╭─ Texto fornecido
A frequente
presença do fenômeno milenar da bruxaria em culturas distantes de seu substrato
atesta a perpetuação de certas modalidades de funcionamento do espírito humano.
No entanto, inúmeros trabalhos etnológicos ou históricos não lograram ainda
dirimir todos os problemas ligados a sua definição ou explicação.
Bruxaria consiste
no exercício, com intenção maligna, de pretensos poderes sobrenaturais por meio
de ritos mágicos e com o fim de causar malefício a certas pessoas ou a seus
bens, assim como benefícios diretos ou indiretos a seus praticantes. O fenômeno
existe desde os tempos pré-históricos e faz parte dos procedimentos de
numerosas crenças animistas. Aparece já em Homero e na própria mitologia grega,
em que a feiticeira Medéia ocupa lugar de destaque no ciclo dos argonautas. Na
literatura latina, o tema despertou o interesse de vários autores,
especialmente Apuleio, Petrônio e Horácio.
No universo
judeu-cristão, a presença das bruxas verifica-se desde o Velho Testamento. Em
um momento crucial de sua vida, Saul consultou a feiticeira de Endor, embora
pela lei de Moisés a bruxaria fosse punida com a morte. No cristianismo
primitivo, conhecia-se a prática de ritos mágicos, mas os apóstolos
consideravam-na fruto de ardis do demônio, pois entendiam que somente Deus
dispunha de poderes sobrenaturais.
História da
Bruxaria
A bruxaria
ressurgiu e intensificou-se na Europa do século X ao XII, quando as heresias
dos cátaros trouxeram de volta a crença na influência do demônio, o que
favoreceu a interpretação de que a bruxaria era produto do contato com suas
forças. Realizaram-se nesse período vários processos contra bruxas, promovidos
pelo poder civil. Entretanto, a questão só assumiu aspectos dramáticos a partir
do século XIV, quando a igreja implantou os tribunais da Inquisição Católica
para reprimir tanto a disseminação das seitas heréticas como a prática de magia
e outros comportamentos considerados pecaminosos. Ao dar especial relevo ao
problema, a perseguição contribuiu para que ele adquirisse ainda maiores
proporções. Nessa época, o fenômeno frequentemente se caracterizou como
manifestação coletiva, de grandes dimensões e profunda repercussão na vida
religiosa, no direito penal, nas artes e na literatura.
Daí em diante, à
medida que proliferaram os tribunais da Inquisição, os processos aumentaram
rapidamente. A acusação sistemática só se verificou na época que é considerada
a última fase da Idade Média, o fim do século XV, principalmente após a bula
Summis desiderantes affectibus (1484), do papa Inocêncio VIII, e da obra
Malleus maleficarum (1487; Martelo das feiticeiras), dos dominicanos Heinrich
Kraemer e Johann Sprenger, em que se firmaram as normas do processo
inquisitorial contra a feitiçaria.
╰─
§ **Instrução dada 1**
Transcreva sem alterações as linhas dos registros que vão do início até a linha que contém "chart-title: D16-20150529-0009-0000001.dng (199, 8, 401, 23)", incluindo esta.
╭─ Material fornecido
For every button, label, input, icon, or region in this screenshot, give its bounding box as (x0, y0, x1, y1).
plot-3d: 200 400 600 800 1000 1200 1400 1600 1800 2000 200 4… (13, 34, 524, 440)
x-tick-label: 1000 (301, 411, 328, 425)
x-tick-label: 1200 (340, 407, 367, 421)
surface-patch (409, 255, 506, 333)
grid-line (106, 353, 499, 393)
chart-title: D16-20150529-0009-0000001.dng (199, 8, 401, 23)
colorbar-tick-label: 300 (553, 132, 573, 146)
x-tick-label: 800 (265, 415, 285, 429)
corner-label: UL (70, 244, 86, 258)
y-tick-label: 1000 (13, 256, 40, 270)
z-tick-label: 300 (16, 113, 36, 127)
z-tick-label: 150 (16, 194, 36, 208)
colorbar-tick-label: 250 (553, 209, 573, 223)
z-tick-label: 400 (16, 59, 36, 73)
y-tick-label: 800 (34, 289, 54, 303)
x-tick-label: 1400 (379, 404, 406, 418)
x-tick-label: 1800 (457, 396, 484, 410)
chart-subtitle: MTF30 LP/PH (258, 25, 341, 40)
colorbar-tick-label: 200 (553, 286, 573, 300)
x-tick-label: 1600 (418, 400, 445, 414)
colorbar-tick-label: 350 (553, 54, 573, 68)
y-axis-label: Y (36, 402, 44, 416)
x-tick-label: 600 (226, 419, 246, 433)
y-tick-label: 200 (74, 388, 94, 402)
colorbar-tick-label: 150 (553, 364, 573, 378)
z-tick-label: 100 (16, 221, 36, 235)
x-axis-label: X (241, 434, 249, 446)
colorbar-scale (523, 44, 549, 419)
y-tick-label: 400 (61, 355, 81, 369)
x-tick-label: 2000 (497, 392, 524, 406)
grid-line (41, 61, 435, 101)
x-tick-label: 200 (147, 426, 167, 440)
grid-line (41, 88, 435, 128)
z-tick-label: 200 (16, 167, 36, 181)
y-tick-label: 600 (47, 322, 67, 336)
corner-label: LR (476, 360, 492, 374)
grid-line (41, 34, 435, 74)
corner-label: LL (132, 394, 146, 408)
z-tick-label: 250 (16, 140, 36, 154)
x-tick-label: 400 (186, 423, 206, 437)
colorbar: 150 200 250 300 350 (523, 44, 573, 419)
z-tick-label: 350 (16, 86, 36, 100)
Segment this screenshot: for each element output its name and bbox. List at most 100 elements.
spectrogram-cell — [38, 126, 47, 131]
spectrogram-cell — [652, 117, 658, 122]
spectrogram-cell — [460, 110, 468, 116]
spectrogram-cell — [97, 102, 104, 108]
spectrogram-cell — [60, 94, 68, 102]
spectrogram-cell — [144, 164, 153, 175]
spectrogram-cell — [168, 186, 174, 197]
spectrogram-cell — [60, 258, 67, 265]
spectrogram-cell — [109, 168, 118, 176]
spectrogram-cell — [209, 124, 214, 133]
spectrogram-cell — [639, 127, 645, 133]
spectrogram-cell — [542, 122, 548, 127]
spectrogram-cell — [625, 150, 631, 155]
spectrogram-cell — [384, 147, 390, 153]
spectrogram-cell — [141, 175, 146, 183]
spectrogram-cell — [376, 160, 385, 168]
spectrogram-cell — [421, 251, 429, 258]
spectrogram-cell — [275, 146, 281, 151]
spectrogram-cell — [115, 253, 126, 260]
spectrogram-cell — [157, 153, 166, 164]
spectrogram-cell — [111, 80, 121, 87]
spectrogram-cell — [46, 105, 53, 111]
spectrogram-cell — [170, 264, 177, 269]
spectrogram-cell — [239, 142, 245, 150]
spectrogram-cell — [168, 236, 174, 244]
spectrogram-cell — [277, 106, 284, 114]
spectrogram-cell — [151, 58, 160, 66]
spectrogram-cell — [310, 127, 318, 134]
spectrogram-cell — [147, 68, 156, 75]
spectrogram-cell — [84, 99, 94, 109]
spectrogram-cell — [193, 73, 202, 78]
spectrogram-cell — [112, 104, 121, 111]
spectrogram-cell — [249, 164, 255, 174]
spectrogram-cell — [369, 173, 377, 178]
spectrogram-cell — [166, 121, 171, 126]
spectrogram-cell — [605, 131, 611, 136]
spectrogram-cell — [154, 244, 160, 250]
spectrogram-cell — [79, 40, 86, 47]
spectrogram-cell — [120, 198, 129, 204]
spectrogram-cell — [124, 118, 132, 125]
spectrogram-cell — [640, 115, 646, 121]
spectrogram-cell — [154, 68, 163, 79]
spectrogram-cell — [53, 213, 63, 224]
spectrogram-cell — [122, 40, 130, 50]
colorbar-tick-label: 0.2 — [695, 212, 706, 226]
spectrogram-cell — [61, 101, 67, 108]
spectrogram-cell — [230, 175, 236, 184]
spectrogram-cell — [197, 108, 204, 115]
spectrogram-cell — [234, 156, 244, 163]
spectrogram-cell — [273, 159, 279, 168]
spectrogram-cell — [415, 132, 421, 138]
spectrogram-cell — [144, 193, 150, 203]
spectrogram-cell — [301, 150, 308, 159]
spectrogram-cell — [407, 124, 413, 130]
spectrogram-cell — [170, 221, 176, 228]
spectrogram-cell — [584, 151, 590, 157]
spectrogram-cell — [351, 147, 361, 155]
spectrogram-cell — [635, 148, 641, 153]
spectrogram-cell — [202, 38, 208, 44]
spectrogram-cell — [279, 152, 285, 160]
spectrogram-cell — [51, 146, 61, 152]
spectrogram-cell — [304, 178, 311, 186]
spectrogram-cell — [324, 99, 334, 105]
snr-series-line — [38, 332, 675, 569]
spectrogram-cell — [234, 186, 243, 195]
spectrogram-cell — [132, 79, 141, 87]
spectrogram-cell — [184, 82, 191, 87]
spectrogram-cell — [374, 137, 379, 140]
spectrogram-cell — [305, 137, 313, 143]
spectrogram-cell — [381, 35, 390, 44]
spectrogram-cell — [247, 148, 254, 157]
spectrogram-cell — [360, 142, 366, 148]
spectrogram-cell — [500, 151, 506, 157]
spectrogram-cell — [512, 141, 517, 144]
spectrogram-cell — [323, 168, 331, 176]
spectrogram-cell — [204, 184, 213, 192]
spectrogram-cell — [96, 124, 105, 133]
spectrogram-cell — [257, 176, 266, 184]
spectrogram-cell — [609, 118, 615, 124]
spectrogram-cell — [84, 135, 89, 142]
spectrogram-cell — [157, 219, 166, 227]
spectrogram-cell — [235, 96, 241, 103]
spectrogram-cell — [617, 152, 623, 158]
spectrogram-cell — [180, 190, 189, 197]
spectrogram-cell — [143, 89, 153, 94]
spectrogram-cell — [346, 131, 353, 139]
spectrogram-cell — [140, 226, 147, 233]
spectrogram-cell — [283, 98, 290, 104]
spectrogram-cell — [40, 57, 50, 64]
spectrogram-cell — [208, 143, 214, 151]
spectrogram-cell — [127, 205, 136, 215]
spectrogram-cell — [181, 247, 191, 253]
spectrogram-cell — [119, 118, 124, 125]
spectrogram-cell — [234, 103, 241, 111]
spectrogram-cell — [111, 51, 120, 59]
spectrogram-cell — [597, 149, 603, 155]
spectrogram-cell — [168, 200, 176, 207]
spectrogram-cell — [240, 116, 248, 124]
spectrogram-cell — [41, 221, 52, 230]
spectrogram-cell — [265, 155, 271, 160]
╰─
§ **Instrução dada 2**
De acordo com o texto fornecido, qual papa publicou a bula Summis desiderantes affectibus?

§ **Resposta completa 1**
For every button, label, input, icon, or region in this screenshot, give its bounding box as (x0, y0, x1, y1).
plot-3d: 200 400 600 800 1000 1200 1400 1600 1800 2000 200 4… (13, 34, 524, 440)
x-tick-label: 1000 (301, 411, 328, 425)
x-tick-label: 1200 (340, 407, 367, 421)
surface-patch (409, 255, 506, 333)
grid-line (106, 353, 499, 393)
chart-title: D16-20150529-0009-0000001.dng (199, 8, 401, 23)

§ **Resposta completa 2**
O papa Inocêncio VIII.